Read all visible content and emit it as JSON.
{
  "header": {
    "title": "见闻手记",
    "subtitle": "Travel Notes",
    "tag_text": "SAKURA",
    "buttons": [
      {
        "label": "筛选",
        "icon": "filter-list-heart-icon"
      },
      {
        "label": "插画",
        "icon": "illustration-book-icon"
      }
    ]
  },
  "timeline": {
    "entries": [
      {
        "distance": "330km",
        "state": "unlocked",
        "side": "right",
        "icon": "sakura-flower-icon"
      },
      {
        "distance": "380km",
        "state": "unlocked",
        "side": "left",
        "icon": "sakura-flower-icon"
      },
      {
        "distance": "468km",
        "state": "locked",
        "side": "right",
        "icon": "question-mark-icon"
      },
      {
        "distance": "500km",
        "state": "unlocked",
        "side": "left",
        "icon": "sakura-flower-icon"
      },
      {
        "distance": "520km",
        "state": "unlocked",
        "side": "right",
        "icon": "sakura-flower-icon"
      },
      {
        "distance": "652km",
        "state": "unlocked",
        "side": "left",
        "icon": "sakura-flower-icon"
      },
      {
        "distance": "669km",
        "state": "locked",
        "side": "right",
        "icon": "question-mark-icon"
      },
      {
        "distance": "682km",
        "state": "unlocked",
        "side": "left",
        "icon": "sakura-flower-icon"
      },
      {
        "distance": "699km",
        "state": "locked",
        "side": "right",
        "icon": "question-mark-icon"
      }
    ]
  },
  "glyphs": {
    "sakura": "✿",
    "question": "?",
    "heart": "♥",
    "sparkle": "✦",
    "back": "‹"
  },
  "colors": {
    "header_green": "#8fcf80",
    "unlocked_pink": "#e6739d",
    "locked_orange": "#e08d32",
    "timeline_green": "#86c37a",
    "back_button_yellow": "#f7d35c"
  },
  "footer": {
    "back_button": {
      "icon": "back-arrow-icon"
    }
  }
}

## [What this task involves]
Gather each line in the data that holds the string "distance".

## [Solution for this problem]
        "distance": "330km",
        "distance": "380km",
        "distance": "468km",
        "distance": "500km",
        "distance": "520km",
        "distance": "652km",
        "distance": "669km",
        "distance": "682km",
        "distance": "699km",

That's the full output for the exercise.